◆ **TASK BRIEF**: Transcribe all of the records word for word, but omit the pictures.

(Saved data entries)
■ ■ ■

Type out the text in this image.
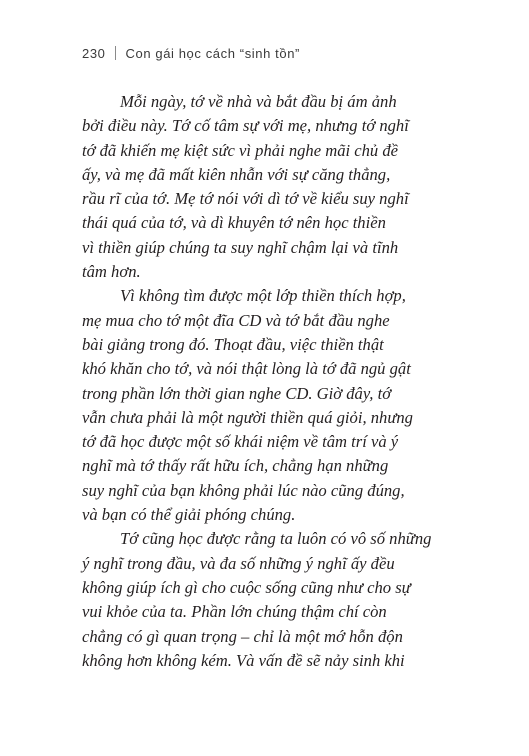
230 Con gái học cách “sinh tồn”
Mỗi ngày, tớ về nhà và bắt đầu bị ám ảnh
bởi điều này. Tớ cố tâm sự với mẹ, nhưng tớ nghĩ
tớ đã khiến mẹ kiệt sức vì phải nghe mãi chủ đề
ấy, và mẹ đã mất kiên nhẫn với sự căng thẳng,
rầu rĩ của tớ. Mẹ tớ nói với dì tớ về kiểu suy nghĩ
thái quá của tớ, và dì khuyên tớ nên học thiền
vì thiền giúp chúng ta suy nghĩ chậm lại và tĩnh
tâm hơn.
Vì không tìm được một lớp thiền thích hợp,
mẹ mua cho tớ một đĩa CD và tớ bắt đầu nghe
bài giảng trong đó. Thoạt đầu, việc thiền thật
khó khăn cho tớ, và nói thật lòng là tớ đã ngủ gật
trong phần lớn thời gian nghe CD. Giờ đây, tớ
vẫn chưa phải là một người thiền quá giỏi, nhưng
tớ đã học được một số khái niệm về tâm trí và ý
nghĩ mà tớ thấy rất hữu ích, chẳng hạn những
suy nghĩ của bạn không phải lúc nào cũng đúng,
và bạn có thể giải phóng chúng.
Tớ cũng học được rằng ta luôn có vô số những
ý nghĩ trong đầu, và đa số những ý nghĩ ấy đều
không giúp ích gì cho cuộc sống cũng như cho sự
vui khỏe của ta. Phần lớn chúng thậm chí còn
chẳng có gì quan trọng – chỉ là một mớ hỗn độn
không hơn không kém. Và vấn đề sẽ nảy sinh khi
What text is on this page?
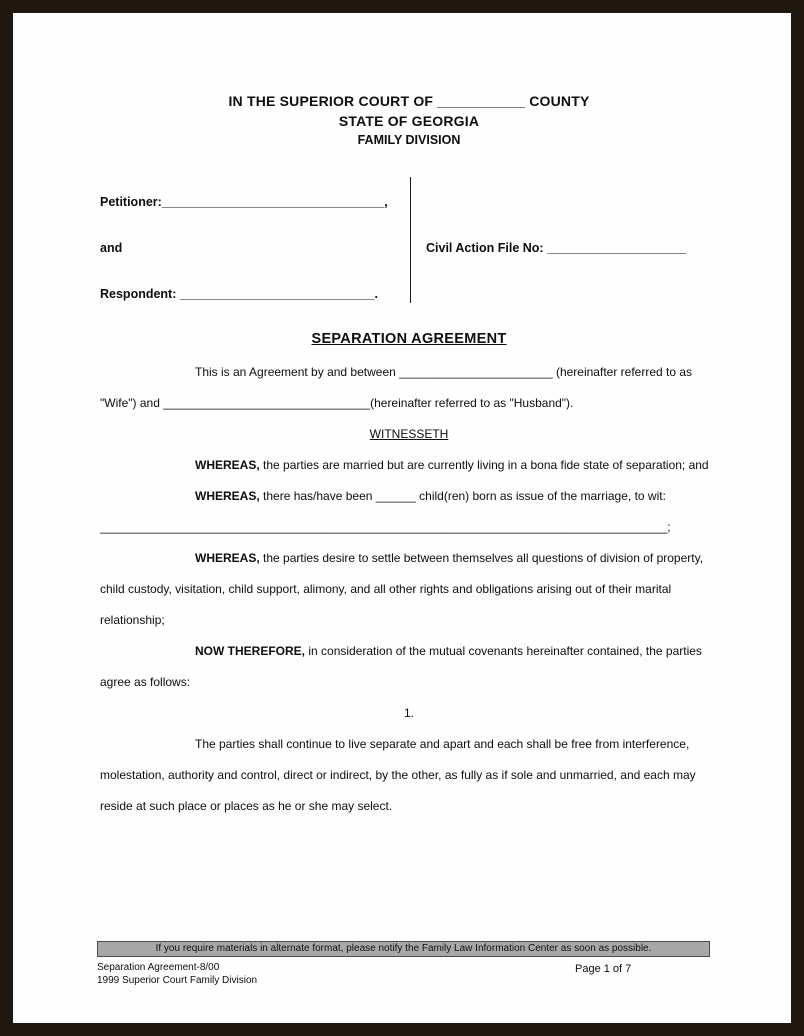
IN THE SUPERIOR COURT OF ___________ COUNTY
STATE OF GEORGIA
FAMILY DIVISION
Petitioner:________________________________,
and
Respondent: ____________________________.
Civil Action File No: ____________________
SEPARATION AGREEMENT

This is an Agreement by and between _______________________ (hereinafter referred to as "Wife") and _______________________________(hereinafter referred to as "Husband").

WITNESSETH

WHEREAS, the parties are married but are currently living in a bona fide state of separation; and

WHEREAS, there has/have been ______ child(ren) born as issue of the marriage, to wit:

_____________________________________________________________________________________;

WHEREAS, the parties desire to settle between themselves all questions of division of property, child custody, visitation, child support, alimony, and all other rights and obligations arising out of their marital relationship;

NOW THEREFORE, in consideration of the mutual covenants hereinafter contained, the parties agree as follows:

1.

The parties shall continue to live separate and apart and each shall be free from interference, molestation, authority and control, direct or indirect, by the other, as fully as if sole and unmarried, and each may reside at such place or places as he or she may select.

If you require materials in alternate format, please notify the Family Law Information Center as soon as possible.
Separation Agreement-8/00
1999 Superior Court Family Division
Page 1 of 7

■ ■ ■

◆ **RESPONSE BELOW**:
Type out the text in this image.
230 Con gái học cách “sinh tồn”
Mỗi ngày, tớ về nhà và bắt đầu bị ám ảnh
bởi điều này. Tớ cố tâm sự với mẹ, nhưng tớ nghĩ
tớ đã khiến mẹ kiệt sức vì phải nghe mãi chủ đề
ấy, và mẹ đã mất kiên nhẫn với sự căng thẳng,
rầu rĩ của tớ. Mẹ tớ nói với dì tớ về kiểu suy nghĩ
thái quá của tớ, và dì khuyên tớ nên học thiền
vì thiền giúp chúng ta suy nghĩ chậm lại và tĩnh
tâm hơn.
Vì không tìm được một lớp thiền thích hợp,
mẹ mua cho tớ một đĩa CD và tớ bắt đầu nghe
bài giảng trong đó. Thoạt đầu, việc thiền thật
khó khăn cho tớ, và nói thật lòng là tớ đã ngủ gật
trong phần lớn thời gian nghe CD. Giờ đây, tớ
vẫn chưa phải là một người thiền quá giỏi, nhưng
tớ đã học được một số khái niệm về tâm trí và ý
nghĩ mà tớ thấy rất hữu ích, chẳng hạn những
suy nghĩ của bạn không phải lúc nào cũng đúng,
và bạn có thể giải phóng chúng.
Tớ cũng học được rằng ta luôn có vô số những
ý nghĩ trong đầu, và đa số những ý nghĩ ấy đều
không giúp ích gì cho cuộc sống cũng như cho sự
vui khỏe của ta. Phần lớn chúng thậm chí còn
chẳng có gì quan trọng – chỉ là một mớ hỗn độn
không hơn không kém. Và vấn đề sẽ nảy sinh khi
What text is on this page?
IN THE SUPERIOR COURT OF ___________ COUNTY
STATE OF GEORGIA
FAMILY DIVISION
Petitioner:________________________________,
and
Respondent: ____________________________.
Civil Action File No: ____________________
SEPARATION AGREEMENT

This is an Agreement by and between _______________________ (hereinafter referred to as "Wife") and _______________________________(hereinafter referred to as "Husband").

WITNESSETH

WHEREAS, the parties are married but are currently living in a bona fide state of separation; and

WHEREAS, there has/have been ______ child(ren) born as issue of the marriage, to wit:

_____________________________________________________________________________________;

WHEREAS, the parties desire to settle between themselves all questions of division of property, child custody, visitation, child support, alimony, and all other rights and obligations arising out of their marital relationship;

NOW THEREFORE, in consideration of the mutual covenants hereinafter contained, the parties agree as follows:

1.

The parties shall continue to live separate and apart and each shall be free from interference, molestation, authority and control, direct or indirect, by the other, as fully as if sole and unmarried, and each may reside at such place or places as he or she may select.

If you require materials in alternate format, please notify the Family Law Information Center as soon as possible.
Separation Agreement-8/00
1999 Superior Court Family Division
Page 1 of 7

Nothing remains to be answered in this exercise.